# [Exercise requirements]
In the entries below, find the lines with the word "content" and copy them.

# [Working data]

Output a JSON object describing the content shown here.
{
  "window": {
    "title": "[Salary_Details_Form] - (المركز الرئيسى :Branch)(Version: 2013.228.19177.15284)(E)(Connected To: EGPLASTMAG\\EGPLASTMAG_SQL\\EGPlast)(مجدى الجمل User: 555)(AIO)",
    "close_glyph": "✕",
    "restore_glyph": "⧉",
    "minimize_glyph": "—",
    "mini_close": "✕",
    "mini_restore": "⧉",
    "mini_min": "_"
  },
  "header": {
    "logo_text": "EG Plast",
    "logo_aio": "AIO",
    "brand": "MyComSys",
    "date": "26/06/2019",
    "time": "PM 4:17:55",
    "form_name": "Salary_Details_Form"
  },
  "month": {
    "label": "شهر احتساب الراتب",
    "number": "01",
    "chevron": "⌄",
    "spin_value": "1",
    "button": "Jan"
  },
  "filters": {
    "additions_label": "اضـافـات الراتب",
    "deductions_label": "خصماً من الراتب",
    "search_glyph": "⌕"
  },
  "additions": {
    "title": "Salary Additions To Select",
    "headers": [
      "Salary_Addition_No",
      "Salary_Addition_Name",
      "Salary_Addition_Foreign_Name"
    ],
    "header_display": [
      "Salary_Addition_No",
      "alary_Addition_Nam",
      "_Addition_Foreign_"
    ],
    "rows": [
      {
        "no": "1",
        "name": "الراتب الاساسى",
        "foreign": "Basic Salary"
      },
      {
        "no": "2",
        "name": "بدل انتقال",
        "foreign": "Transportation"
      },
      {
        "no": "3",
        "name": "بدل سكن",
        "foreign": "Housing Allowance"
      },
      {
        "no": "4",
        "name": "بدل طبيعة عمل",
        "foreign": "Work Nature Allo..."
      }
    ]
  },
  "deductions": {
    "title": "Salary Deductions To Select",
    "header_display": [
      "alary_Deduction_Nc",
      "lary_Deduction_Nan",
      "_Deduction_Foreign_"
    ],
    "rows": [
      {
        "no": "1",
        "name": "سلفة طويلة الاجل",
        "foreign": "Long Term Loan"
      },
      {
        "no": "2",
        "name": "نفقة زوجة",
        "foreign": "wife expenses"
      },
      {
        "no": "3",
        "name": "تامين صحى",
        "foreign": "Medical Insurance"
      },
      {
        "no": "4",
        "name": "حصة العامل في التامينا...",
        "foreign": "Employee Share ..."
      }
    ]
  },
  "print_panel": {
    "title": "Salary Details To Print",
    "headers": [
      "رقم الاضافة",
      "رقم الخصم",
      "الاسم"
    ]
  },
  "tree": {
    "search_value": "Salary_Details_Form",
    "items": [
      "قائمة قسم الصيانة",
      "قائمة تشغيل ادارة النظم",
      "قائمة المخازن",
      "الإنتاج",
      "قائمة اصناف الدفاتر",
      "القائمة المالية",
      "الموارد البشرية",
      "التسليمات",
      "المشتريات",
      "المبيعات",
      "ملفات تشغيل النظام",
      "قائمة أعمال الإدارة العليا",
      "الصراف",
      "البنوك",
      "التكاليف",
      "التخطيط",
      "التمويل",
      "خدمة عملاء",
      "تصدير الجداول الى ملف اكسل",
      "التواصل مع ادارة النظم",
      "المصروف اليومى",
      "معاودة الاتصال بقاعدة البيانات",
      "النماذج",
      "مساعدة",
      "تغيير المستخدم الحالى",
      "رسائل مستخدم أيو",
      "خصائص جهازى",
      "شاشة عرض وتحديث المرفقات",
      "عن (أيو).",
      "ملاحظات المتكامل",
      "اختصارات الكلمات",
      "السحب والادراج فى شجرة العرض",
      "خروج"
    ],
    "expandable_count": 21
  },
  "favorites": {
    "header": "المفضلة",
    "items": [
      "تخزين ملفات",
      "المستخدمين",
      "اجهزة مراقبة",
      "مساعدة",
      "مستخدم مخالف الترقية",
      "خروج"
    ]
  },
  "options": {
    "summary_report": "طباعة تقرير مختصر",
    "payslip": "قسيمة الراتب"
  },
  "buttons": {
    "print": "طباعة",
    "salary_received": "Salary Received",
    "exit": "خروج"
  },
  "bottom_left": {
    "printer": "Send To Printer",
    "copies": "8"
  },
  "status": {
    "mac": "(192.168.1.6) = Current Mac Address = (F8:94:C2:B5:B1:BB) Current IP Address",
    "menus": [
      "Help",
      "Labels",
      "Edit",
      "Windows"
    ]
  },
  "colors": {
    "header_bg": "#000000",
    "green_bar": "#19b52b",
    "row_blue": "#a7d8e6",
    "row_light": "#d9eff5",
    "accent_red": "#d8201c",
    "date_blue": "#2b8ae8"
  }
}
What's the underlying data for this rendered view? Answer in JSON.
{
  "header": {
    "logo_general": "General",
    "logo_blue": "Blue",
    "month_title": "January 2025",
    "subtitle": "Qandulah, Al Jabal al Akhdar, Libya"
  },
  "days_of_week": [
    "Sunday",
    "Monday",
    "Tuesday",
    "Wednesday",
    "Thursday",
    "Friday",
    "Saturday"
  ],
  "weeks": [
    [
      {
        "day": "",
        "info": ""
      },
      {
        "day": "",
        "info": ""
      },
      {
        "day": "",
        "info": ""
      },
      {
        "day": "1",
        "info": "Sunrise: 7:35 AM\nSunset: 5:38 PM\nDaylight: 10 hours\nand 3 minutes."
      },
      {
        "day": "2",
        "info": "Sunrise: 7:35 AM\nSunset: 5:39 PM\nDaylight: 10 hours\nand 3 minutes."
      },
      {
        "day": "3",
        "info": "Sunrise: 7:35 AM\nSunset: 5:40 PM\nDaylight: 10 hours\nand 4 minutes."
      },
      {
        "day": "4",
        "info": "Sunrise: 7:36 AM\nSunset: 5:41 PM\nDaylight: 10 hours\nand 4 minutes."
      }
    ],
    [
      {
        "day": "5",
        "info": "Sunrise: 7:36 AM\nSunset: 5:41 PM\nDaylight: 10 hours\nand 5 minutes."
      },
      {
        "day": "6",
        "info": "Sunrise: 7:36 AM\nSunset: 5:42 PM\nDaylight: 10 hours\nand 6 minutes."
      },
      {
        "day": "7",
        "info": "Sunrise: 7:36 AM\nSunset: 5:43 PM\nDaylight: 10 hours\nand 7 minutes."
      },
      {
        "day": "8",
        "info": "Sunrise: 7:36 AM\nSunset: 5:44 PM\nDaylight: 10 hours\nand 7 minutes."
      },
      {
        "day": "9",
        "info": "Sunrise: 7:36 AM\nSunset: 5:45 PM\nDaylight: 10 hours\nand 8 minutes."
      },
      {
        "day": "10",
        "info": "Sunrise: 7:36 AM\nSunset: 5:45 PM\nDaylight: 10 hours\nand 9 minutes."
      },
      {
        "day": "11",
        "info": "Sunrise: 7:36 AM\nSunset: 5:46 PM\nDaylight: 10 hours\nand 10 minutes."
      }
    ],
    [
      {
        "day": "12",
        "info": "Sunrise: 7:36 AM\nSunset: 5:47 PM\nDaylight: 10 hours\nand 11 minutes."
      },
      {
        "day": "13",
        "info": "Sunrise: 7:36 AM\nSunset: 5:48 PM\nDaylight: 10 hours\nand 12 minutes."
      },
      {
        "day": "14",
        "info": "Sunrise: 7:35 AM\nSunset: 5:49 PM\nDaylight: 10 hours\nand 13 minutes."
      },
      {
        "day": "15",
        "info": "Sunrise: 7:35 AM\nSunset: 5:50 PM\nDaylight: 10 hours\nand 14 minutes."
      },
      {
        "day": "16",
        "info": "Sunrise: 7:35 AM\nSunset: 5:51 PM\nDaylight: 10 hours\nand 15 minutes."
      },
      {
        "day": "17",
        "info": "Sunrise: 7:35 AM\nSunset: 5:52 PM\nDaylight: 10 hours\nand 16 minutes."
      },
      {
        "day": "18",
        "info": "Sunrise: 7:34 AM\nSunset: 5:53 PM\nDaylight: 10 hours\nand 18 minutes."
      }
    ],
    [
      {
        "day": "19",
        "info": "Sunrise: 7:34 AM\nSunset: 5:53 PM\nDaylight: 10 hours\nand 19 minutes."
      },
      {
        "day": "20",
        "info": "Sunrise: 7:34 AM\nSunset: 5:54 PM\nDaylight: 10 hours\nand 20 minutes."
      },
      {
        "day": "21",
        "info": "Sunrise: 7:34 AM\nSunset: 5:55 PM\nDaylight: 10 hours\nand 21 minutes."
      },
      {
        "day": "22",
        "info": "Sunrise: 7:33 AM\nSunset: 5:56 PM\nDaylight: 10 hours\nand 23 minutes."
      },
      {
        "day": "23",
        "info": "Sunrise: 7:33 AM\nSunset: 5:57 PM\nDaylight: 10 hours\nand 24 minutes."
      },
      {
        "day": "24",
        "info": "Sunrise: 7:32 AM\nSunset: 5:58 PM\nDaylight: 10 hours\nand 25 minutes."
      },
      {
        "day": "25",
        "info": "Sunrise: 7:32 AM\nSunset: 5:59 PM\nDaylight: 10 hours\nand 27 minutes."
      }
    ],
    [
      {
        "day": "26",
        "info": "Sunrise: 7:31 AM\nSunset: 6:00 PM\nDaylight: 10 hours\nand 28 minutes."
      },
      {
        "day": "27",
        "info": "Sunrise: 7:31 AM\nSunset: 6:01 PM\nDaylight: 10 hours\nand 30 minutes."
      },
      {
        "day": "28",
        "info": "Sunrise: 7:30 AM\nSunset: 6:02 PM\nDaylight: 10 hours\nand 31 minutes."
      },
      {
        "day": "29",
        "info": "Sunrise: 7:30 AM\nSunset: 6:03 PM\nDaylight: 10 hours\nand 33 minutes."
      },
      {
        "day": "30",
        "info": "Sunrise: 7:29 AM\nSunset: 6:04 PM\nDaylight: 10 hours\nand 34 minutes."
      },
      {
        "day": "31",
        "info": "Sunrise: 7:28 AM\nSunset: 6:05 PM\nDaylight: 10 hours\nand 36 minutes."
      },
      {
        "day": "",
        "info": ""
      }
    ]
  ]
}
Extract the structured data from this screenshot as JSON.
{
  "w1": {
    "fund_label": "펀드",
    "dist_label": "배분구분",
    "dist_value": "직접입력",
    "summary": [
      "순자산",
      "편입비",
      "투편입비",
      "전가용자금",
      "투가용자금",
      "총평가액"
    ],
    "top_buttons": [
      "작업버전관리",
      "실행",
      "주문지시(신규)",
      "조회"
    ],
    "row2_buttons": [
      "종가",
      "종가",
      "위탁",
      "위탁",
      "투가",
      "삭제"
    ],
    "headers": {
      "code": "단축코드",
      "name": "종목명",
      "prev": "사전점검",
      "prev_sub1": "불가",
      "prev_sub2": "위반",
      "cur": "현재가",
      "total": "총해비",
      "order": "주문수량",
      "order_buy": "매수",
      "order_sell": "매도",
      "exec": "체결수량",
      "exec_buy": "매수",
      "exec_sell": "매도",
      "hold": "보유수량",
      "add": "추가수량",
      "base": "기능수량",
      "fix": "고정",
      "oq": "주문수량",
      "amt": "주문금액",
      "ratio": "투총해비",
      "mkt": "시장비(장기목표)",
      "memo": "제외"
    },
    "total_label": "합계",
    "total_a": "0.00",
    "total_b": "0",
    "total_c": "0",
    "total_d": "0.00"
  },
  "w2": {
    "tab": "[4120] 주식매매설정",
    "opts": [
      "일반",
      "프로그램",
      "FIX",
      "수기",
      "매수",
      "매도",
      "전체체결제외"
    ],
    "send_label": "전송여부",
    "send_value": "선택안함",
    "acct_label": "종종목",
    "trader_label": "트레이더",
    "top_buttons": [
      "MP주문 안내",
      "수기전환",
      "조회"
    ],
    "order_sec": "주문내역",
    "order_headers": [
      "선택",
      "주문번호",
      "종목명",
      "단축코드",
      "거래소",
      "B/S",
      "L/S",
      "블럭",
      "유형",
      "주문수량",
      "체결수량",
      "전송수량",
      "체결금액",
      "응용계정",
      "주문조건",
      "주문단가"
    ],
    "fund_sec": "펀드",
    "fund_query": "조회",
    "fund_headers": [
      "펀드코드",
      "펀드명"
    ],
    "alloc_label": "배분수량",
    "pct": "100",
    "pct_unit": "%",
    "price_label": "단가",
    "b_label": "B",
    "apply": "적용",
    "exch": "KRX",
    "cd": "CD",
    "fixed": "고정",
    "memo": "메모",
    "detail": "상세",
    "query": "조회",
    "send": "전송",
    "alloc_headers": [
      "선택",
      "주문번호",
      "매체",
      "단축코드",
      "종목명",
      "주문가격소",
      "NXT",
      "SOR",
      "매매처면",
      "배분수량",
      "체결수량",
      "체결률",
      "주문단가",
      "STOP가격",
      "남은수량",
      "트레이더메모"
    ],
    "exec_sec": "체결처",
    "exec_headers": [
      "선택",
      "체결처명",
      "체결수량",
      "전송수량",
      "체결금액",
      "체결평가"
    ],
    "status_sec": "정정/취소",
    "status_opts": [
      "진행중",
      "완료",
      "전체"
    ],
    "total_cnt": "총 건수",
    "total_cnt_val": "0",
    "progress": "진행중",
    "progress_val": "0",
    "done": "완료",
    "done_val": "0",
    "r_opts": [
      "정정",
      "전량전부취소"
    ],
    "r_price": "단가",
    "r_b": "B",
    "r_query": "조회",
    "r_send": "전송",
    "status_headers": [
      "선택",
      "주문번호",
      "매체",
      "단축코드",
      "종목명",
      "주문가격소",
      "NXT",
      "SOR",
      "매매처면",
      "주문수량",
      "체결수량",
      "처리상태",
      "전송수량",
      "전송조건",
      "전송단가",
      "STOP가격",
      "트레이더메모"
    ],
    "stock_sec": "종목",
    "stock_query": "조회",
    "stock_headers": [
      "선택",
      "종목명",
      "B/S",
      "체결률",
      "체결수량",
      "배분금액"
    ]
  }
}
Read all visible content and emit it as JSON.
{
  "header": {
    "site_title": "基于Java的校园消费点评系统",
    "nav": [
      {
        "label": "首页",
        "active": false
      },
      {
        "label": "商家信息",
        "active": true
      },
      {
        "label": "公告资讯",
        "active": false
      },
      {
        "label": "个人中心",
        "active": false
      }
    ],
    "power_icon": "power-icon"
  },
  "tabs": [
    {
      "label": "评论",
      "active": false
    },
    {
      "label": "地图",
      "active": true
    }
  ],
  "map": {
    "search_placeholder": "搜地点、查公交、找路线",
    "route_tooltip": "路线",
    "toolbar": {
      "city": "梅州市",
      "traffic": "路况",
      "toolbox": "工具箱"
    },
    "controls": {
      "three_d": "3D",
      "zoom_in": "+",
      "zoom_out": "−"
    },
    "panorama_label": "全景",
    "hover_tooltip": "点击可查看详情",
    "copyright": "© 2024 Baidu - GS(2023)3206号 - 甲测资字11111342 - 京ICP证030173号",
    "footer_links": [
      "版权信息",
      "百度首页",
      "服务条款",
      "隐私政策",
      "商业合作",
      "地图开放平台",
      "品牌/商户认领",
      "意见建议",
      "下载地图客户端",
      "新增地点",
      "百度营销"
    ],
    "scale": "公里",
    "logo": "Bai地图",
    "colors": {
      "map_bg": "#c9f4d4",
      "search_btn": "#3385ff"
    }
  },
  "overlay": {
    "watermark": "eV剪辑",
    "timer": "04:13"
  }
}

# [Finished task]
Output a JSON object describing the content shown here.
Read all visible content and emit it as JSON.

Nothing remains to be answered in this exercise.